**Aim of the exercise:** Return every line of the records below verbatim, with no pictures in the copy.
--- START The input ---
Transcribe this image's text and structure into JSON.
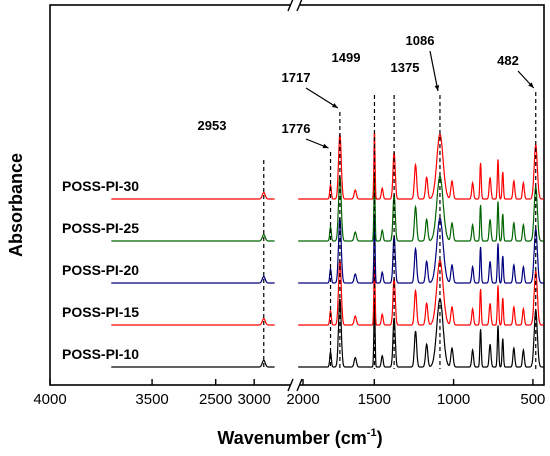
{
  "chart_data": {
    "type": "line",
    "xlabel": "Wavenumber (cm",
    "xlabel_sup": "-1",
    "xlabel_end": ")",
    "ylabel": "Absorbance",
    "x_reversed": true,
    "x_break": [
      2000,
      2800
    ],
    "xlim": [
      4000,
      430
    ],
    "x_ticks": [
      4000,
      3500,
      3000,
      2500,
      2000,
      1500,
      1000,
      500
    ],
    "grid": false,
    "series": [
      {
        "name": "POSS-PI-10",
        "color": "#000000",
        "baseline": 0
      },
      {
        "name": "POSS-PI-15",
        "color": "#ff0000",
        "baseline": 1
      },
      {
        "name": "POSS-PI-20",
        "color": "#00007f",
        "baseline": 2
      },
      {
        "name": "POSS-PI-25",
        "color": "#006400",
        "baseline": 3
      },
      {
        "name": "POSS-PI-30",
        "color": "#ff0000",
        "baseline": 4
      }
    ],
    "peaks": [
      {
        "x": 2953,
        "label": "2953"
      },
      {
        "x": 1776,
        "label": "1776"
      },
      {
        "x": 1717,
        "label": "1717"
      },
      {
        "x": 1499,
        "label": "1499"
      },
      {
        "x": 1375,
        "label": "1375"
      },
      {
        "x": 1086,
        "label": "1086"
      },
      {
        "x": 482,
        "label": "482"
      }
    ]
  }
}
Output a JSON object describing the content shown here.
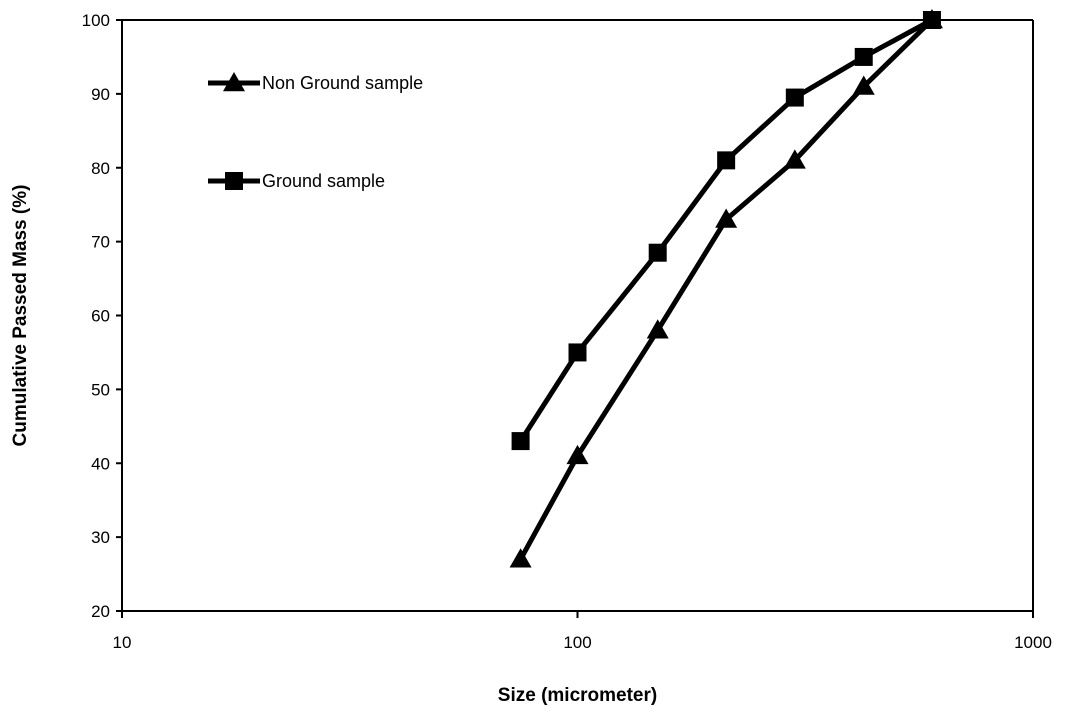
{
  "chart_data": {
    "type": "line",
    "title": "",
    "xlabel": "Size (micrometer)",
    "ylabel": "Cumulative Passed Mass  (%)",
    "xscale": "log",
    "xlim": [
      10,
      1000
    ],
    "ylim": [
      20,
      100
    ],
    "x_ticks": [
      10,
      100,
      1000
    ],
    "x_tick_labels": [
      "10",
      "100",
      "1000"
    ],
    "y_ticks": [
      20,
      30,
      40,
      50,
      60,
      70,
      80,
      90,
      100
    ],
    "y_tick_labels": [
      "20",
      "30",
      "40",
      "50",
      "60",
      "70",
      "80",
      "90",
      "100"
    ],
    "grid": false,
    "legend_position": "top-left",
    "series": [
      {
        "name": "Non Ground sample",
        "marker": "triangle",
        "color": "#000000",
        "x": [
          75,
          100,
          150,
          212,
          300,
          425,
          600
        ],
        "y": [
          27,
          41,
          58,
          73,
          81,
          91,
          100
        ]
      },
      {
        "name": "Ground sample",
        "marker": "square",
        "color": "#000000",
        "x": [
          75,
          100,
          150,
          212,
          300,
          425,
          600
        ],
        "y": [
          43,
          55,
          68.5,
          81,
          89.5,
          95,
          100
        ]
      }
    ]
  }
}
--- END The input ---
**Exercise answer:**
Transcribe this image's text and structure into JSON.
{
  "chart_data": {
    "type": "line",
    "xlabel": "Wavenumber (cm",
    "xlabel_sup": "-1",
    "xlabel_end": ")",
    "ylabel": "Absorbance",
    "x_reversed": true,
    "x_break": [
      2000,
      2800
    ],
    "xlim": [
      4000,
      430
    ],
    "x_ticks": [
      4000,
      3500,
      3000,
      2500,
      2000,
      1500,
      1000,
      500
    ],
    "grid": false,
    "series": [
      {
        "name": "POSS-PI-10",
        "color": "#000000",
        "baseline": 0
      },
      {
        "name": "POSS-PI-15",
        "color": "#ff0000",
        "baseline": 1
      },
      {
        "name": "POSS-PI-20",
        "color": "#00007f",
        "baseline": 2
      },
      {
        "name": "POSS-PI-25",
        "color": "#006400",
        "baseline": 3
      },
      {
        "name": "POSS-PI-30",
        "color": "#ff0000",
        "baseline": 4
      }
    ],
    "peaks": [
      {
        "x": 2953,
        "label": "2953"
      },
      {
        "x": 1776,
        "label": "1776"
      },
      {
        "x": 1717,
        "label": "1717"
      },
      {
        "x": 1499,
        "label": "1499"
      },
      {
        "x": 1375,
        "label": "1375"
      },
      {
        "x": 1086,
        "label": "1086"
      },
      {
        "x": 482,
        "label": "482"
      }
    ]
  }
}
Output a JSON object describing the content shown here.
{
  "chart_data": {
    "type": "line",
    "title": "",
    "xlabel": "Size (micrometer)",
    "ylabel": "Cumulative Passed Mass  (%)",
    "xscale": "log",
    "xlim": [
      10,
      1000
    ],
    "ylim": [
      20,
      100
    ],
    "x_ticks": [
      10,
      100,
      1000
    ],
    "x_tick_labels": [
      "10",
      "100",
      "1000"
    ],
    "y_ticks": [
      20,
      30,
      40,
      50,
      60,
      70,
      80,
      90,
      100
    ],
    "y_tick_labels": [
      "20",
      "30",
      "40",
      "50",
      "60",
      "70",
      "80",
      "90",
      "100"
    ],
    "grid": false,
    "legend_position": "top-left",
    "series": [
      {
        "name": "Non Ground sample",
        "marker": "triangle",
        "color": "#000000",
        "x": [
          75,
          100,
          150,
          212,
          300,
          425,
          600
        ],
        "y": [
          27,
          41,
          58,
          73,
          81,
          91,
          100
        ]
      },
      {
        "name": "Ground sample",
        "marker": "square",
        "color": "#000000",
        "x": [
          75,
          100,
          150,
          212,
          300,
          425,
          600
        ],
        "y": [
          43,
          55,
          68.5,
          81,
          89.5,
          95,
          100
        ]
      }
    ]
  }
}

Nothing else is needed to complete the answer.